___ Recorded information ___

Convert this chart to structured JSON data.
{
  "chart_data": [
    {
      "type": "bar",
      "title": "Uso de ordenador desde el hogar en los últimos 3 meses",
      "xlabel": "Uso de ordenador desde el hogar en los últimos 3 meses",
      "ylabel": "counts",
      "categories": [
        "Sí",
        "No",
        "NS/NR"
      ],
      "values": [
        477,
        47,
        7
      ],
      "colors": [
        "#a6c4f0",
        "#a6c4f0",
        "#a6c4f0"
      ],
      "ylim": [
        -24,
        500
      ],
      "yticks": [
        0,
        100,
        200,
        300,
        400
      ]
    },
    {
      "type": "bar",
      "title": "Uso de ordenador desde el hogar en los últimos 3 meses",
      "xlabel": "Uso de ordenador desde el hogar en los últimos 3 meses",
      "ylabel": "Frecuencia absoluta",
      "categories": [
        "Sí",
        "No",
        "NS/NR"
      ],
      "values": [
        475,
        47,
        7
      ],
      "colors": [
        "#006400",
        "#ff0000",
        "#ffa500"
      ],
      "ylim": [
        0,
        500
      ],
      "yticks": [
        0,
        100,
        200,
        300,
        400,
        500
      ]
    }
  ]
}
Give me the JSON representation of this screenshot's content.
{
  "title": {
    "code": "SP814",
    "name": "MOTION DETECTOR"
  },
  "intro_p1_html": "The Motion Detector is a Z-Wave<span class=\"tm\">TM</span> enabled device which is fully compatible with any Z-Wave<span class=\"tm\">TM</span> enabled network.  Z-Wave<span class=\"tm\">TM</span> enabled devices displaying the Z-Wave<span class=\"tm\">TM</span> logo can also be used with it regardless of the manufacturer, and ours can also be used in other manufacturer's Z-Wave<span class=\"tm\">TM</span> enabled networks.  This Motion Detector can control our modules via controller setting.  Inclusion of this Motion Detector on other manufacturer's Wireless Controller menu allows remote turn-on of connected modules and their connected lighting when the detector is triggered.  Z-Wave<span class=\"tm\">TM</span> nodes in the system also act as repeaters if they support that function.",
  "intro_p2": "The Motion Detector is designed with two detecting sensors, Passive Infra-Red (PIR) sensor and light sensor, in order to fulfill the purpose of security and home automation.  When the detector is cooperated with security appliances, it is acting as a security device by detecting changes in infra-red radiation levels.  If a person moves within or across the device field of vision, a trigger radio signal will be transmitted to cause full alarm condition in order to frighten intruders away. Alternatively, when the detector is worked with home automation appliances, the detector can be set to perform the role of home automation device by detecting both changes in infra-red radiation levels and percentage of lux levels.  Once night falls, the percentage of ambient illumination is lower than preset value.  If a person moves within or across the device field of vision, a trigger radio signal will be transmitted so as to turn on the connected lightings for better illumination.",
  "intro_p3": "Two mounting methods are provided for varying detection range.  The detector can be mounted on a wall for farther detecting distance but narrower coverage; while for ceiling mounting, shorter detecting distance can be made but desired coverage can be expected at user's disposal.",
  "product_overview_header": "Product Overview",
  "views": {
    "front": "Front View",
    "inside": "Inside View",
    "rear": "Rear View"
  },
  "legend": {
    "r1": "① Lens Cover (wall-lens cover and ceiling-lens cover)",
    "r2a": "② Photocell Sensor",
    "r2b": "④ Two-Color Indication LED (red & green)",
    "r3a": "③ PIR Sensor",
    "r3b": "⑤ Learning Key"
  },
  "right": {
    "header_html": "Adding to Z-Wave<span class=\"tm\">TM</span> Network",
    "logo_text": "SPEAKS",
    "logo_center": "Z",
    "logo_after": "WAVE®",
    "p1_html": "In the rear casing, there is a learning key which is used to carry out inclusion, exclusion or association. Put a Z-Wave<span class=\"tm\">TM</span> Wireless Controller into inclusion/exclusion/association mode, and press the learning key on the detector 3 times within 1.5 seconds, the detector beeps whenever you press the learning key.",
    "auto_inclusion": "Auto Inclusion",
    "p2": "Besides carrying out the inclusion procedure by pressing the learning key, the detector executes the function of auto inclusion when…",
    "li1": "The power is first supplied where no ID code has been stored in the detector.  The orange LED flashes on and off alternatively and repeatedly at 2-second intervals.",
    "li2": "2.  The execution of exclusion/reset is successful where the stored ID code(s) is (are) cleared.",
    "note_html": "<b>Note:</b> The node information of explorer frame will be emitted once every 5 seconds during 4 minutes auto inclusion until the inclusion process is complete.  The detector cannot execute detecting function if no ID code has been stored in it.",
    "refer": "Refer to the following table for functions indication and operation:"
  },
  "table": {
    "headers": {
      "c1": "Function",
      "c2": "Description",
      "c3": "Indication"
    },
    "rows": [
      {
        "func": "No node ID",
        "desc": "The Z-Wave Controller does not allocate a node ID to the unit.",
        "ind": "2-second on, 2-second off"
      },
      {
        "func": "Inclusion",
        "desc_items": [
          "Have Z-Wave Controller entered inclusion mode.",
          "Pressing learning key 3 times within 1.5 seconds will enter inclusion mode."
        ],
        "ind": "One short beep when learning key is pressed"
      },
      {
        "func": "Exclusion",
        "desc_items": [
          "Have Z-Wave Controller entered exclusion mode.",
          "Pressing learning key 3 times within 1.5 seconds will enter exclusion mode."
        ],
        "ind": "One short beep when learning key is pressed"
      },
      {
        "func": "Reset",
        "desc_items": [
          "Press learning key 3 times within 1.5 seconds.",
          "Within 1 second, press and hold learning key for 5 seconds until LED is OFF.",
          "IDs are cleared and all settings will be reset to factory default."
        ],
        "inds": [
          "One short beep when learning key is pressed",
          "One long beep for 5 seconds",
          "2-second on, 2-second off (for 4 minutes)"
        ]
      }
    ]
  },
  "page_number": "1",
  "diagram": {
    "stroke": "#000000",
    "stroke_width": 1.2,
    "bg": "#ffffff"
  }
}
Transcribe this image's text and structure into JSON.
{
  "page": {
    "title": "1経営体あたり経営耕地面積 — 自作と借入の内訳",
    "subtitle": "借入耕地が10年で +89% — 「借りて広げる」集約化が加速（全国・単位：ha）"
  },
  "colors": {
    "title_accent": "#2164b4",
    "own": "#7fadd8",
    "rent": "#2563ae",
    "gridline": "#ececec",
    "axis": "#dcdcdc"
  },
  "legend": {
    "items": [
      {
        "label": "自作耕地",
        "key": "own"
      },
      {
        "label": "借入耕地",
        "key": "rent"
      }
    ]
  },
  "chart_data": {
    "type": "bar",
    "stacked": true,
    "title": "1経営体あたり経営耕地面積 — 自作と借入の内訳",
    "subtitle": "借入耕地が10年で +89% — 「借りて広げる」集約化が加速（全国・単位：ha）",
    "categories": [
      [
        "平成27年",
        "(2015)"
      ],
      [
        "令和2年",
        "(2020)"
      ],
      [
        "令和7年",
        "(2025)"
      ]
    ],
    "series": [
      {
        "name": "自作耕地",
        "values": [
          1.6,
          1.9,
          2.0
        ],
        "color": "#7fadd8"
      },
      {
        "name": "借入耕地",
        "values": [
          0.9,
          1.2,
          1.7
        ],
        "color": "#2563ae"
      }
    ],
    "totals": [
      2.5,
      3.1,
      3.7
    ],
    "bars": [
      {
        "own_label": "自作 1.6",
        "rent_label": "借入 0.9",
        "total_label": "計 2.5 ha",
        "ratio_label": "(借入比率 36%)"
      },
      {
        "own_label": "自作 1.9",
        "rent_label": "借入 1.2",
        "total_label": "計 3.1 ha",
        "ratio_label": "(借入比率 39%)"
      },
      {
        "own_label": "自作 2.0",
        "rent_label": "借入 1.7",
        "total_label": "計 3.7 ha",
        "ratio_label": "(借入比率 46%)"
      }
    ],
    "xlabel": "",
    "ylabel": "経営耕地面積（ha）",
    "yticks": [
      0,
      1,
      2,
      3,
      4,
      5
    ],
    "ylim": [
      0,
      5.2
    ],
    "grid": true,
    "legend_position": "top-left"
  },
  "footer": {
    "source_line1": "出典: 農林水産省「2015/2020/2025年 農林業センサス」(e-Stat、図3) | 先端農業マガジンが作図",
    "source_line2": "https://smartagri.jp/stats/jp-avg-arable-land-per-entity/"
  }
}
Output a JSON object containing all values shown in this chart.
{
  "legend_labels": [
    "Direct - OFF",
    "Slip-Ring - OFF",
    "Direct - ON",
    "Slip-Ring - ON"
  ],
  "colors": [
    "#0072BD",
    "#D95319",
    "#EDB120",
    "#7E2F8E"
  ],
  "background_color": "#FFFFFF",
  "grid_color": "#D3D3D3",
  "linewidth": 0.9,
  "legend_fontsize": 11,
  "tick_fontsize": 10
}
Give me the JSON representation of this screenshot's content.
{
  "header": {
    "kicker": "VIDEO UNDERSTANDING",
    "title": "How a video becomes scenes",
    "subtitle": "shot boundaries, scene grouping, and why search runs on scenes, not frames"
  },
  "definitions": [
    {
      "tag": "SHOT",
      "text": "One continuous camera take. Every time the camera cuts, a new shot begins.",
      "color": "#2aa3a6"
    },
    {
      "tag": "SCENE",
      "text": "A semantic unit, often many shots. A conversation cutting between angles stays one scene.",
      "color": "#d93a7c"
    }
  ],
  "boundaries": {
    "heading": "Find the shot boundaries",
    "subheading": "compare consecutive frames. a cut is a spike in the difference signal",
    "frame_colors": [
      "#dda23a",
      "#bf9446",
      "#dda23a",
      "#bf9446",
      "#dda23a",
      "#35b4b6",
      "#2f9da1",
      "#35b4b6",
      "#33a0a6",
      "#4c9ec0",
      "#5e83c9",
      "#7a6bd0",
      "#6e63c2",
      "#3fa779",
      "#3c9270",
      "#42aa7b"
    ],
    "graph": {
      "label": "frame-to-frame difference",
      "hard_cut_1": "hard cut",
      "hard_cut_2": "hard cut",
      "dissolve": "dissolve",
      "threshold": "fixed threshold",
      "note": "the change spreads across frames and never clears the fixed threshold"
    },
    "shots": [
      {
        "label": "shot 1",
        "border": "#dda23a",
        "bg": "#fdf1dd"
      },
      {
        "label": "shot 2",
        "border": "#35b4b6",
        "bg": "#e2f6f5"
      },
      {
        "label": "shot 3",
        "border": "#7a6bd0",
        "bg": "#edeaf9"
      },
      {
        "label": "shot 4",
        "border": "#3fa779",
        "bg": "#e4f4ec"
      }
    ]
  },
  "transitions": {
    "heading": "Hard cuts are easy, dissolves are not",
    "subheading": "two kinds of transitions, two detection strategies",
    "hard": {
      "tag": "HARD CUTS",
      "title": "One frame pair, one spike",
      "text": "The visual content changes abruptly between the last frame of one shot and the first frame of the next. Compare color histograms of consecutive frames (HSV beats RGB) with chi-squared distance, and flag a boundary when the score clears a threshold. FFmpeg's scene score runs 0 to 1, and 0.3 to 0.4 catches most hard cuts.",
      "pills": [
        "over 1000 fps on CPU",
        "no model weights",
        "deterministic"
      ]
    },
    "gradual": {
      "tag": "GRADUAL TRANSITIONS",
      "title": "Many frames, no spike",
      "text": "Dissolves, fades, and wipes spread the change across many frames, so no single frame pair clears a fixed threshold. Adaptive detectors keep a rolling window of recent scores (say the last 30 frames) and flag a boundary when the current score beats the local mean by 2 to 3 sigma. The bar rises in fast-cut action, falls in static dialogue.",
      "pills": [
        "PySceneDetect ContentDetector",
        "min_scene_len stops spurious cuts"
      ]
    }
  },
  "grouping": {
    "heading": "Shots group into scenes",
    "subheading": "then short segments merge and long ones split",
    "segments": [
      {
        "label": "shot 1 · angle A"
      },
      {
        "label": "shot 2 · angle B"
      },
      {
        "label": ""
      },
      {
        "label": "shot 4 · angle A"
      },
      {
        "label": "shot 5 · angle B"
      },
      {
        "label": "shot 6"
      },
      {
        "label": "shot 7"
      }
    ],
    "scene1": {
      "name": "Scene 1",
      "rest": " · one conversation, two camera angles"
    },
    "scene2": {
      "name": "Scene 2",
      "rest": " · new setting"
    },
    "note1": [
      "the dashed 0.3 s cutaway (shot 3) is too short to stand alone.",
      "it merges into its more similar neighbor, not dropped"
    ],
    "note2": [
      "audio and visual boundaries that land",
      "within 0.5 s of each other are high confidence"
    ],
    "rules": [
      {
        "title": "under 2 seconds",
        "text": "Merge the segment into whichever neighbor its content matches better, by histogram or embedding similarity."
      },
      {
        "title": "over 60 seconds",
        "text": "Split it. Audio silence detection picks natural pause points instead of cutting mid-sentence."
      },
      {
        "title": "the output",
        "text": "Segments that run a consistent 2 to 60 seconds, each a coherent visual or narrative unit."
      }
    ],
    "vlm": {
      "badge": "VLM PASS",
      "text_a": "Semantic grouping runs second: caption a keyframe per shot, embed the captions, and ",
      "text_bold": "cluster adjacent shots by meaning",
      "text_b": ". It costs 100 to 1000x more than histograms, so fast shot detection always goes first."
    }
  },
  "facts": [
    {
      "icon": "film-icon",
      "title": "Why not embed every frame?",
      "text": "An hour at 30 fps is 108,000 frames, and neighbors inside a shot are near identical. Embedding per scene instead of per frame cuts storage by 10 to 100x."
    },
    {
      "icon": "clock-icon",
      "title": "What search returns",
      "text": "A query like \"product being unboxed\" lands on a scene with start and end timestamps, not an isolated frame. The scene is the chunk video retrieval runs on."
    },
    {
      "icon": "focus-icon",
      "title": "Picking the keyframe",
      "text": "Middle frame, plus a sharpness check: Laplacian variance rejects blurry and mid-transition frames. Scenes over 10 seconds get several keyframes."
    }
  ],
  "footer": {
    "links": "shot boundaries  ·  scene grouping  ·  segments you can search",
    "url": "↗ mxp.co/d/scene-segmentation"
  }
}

___

Copy each line containing the word "unit" from the data.

**In response:**
        "desc": "The Z-Wave Controller does not allocate a node ID to the unit.",
      "text": "A semantic unit, often many shots. A conversation cutting between angles stays one scene.",
        "text": "Segments that run a consistent 2 to 60 seconds, each a coherent visual or narrative unit."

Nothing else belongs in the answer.